> [Figure record listings]:
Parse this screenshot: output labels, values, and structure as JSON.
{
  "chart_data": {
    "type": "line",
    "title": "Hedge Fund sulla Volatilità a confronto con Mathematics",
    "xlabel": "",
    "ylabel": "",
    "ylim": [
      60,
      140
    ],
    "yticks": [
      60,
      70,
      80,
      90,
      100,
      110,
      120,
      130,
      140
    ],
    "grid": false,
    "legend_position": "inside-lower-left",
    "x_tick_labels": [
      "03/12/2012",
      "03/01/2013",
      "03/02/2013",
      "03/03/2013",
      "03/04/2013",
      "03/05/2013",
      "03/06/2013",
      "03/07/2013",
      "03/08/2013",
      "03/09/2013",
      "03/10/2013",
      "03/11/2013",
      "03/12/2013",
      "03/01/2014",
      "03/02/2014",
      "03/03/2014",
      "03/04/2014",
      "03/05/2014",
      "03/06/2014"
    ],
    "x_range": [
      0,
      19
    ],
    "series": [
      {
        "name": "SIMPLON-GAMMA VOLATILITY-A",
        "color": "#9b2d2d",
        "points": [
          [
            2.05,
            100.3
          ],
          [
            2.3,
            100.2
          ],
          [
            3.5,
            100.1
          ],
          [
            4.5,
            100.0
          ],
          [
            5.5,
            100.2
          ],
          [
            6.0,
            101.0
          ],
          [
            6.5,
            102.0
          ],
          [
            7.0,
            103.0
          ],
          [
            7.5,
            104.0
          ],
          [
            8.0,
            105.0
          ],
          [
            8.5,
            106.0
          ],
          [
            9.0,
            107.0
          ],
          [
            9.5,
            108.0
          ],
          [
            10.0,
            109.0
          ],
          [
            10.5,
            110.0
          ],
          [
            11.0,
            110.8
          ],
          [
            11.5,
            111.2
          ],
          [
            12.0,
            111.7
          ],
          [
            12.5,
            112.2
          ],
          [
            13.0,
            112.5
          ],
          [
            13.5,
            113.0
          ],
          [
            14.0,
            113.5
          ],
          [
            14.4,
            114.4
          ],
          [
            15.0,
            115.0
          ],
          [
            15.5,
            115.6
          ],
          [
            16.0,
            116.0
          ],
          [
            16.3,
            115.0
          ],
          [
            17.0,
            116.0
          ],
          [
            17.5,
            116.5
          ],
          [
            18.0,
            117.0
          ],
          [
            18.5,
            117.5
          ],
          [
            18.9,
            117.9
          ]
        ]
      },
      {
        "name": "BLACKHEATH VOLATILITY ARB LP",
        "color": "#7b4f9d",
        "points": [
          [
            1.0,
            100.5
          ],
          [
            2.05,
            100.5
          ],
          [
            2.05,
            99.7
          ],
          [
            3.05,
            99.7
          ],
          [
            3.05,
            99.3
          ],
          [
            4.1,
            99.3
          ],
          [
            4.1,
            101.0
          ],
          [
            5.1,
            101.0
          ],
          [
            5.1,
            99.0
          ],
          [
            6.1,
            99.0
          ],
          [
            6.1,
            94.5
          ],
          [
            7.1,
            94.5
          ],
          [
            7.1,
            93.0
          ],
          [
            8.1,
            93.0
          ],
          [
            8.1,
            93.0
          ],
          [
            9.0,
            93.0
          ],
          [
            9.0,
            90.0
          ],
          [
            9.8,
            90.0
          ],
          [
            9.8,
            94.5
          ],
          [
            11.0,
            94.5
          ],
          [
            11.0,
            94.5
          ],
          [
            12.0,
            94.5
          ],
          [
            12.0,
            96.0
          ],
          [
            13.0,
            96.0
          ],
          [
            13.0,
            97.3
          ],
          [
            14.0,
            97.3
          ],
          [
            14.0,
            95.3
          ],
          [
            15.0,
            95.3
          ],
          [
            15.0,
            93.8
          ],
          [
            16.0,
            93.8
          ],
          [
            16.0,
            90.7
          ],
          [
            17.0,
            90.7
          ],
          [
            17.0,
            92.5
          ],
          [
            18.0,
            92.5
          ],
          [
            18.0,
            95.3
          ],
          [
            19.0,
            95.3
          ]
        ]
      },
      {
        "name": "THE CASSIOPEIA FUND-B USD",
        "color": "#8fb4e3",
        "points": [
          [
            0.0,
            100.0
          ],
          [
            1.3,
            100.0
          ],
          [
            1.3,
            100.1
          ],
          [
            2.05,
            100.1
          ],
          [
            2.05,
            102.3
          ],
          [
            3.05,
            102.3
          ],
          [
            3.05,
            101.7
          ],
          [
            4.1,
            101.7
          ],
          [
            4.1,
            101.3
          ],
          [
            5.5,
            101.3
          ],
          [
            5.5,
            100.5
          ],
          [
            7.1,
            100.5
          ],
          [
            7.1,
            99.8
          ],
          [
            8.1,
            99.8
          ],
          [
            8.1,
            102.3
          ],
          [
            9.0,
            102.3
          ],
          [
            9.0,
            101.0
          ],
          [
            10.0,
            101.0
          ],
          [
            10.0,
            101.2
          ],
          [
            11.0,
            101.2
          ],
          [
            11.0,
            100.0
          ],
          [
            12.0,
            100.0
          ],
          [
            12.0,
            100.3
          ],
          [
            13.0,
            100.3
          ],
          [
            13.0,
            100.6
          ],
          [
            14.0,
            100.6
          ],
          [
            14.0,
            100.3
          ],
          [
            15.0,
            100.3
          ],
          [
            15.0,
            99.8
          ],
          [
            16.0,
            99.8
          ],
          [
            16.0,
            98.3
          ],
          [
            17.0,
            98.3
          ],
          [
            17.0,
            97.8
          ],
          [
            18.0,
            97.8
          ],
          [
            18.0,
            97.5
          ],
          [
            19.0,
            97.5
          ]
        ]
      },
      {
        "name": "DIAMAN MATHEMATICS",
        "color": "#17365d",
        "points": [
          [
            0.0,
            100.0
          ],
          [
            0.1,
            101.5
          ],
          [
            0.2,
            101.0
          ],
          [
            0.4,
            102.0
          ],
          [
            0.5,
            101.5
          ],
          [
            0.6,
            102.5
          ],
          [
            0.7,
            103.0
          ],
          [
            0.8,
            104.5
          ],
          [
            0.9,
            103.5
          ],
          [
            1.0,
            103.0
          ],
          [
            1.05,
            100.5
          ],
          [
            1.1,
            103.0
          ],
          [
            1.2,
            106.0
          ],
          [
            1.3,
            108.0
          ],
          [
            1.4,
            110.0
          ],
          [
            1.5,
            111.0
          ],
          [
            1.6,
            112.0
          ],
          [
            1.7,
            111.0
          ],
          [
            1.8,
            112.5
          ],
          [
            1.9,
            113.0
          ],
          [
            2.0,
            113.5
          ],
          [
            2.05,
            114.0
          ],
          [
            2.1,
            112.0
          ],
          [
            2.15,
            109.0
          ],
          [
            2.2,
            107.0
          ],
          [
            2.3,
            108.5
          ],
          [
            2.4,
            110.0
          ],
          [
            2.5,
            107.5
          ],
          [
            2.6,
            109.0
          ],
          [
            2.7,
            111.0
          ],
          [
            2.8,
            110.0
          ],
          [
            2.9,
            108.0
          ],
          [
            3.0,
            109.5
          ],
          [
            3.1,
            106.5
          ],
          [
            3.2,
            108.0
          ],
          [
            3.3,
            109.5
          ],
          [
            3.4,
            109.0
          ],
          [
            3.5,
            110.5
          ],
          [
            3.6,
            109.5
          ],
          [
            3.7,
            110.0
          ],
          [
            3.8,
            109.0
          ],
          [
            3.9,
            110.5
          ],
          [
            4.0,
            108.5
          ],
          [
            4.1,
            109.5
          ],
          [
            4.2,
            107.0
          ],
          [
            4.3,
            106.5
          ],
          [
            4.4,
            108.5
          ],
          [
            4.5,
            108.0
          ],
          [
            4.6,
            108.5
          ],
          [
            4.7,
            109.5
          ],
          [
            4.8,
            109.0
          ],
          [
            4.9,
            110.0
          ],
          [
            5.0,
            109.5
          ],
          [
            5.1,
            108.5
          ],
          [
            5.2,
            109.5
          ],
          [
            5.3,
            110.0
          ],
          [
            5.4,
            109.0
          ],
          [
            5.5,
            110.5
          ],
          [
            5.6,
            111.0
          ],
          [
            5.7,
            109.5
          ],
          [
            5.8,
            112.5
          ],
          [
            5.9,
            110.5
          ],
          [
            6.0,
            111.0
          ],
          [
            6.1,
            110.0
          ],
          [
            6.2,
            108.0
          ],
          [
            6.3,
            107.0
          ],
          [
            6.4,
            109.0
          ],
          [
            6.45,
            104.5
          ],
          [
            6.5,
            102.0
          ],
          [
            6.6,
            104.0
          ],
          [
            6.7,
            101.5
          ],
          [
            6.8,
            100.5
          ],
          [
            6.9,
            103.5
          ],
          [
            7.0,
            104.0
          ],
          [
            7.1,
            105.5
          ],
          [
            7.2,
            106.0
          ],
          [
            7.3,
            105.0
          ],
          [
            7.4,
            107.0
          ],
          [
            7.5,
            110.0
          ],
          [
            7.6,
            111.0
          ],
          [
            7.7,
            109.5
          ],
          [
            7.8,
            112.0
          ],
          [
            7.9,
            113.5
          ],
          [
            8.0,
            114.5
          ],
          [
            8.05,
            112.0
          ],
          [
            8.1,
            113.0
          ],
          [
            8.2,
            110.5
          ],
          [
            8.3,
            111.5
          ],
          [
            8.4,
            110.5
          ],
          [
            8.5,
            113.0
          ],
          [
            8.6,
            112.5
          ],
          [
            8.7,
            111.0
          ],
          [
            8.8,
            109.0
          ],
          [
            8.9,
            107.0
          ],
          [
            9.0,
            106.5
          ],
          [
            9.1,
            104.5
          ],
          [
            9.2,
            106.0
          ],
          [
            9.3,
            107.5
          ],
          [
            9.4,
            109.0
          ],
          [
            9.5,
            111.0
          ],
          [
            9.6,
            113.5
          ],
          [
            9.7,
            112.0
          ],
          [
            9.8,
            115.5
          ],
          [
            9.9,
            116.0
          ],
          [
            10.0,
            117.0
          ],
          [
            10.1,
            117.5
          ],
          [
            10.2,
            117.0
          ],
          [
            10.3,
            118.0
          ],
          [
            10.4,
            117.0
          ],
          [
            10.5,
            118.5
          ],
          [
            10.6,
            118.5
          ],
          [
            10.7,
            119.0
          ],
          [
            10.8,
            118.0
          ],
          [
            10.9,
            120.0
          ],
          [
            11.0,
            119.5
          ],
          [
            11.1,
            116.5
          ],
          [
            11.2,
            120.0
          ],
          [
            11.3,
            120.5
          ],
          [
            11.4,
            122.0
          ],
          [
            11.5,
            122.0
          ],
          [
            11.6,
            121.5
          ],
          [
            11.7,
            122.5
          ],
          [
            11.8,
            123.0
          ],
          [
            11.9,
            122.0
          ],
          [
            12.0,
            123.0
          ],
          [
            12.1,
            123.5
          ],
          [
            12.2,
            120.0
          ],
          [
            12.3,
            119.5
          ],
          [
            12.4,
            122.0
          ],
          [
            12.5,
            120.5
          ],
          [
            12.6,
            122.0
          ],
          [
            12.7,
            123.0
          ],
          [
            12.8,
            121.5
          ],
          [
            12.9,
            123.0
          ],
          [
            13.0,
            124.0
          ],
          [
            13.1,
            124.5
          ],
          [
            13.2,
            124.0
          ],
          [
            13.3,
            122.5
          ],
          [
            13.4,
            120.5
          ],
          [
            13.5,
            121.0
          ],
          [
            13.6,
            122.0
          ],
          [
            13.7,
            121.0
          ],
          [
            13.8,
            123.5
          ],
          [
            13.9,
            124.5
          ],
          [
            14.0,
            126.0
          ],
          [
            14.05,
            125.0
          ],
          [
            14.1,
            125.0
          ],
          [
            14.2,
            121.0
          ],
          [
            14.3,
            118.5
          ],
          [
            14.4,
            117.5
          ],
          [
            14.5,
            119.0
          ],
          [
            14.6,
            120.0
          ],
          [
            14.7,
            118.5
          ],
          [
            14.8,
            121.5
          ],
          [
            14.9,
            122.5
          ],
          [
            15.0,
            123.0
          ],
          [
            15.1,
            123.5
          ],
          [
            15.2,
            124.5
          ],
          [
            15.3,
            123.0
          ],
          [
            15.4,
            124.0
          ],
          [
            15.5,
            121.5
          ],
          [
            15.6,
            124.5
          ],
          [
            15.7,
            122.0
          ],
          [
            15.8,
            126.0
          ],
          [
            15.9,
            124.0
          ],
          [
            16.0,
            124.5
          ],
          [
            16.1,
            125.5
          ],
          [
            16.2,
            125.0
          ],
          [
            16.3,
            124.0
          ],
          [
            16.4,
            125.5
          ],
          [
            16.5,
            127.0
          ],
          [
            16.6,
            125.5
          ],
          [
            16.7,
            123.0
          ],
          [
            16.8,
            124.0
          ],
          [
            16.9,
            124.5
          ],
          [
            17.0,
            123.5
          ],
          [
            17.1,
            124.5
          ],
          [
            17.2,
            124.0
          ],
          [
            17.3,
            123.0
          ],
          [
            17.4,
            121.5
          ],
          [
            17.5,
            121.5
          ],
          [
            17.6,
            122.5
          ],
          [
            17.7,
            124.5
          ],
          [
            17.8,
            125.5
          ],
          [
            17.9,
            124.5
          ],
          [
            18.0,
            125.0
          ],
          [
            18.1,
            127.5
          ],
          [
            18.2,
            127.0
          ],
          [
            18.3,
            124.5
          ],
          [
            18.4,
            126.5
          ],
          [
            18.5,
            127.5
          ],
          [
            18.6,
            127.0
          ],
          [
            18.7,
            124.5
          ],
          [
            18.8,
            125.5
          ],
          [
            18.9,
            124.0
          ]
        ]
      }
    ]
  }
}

> [Directive]:
Extract every line above containing the word "VOLATILITY".

> [The reply]:
        "name": "SIMPLON-GAMMA VOLATILITY-A",
        "name": "BLACKHEATH VOLATILITY ARB LP",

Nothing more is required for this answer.